_WHAT YOU SHOULD DO_: Find the lines that contain the word "dispositions" and copy each one.

_THE DATA_:
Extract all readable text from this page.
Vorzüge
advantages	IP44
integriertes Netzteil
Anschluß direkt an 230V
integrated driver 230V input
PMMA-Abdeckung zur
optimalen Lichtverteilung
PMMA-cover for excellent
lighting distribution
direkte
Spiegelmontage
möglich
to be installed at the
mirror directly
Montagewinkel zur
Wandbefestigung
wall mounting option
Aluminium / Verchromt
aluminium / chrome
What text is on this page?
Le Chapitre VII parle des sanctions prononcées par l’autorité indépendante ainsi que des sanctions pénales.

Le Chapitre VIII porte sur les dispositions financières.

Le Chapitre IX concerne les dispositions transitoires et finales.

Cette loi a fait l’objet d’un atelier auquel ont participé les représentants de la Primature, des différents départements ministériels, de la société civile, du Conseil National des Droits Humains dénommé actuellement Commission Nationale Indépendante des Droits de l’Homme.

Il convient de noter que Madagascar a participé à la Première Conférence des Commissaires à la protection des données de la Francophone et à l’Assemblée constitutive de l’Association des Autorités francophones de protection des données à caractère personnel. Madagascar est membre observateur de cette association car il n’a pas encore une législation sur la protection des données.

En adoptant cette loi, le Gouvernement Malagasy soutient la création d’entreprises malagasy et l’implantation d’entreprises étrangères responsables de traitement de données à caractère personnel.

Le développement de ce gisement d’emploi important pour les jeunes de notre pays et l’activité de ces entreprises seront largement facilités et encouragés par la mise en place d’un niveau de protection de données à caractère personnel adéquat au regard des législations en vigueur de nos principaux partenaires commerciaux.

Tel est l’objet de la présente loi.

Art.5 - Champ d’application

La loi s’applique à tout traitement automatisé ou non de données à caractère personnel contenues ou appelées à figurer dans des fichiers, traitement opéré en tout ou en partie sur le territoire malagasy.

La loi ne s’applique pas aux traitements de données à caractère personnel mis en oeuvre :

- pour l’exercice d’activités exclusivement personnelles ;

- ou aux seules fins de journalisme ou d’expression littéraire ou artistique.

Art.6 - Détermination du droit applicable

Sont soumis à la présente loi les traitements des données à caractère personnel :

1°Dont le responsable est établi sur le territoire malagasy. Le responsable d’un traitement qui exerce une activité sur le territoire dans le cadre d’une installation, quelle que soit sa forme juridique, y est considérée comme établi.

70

_ANSWER TO THE PROBLEM_:
Le Chapitre VIII porte sur les dispositions financières.
Le Chapitre IX concerne les dispositions transitoires et finales.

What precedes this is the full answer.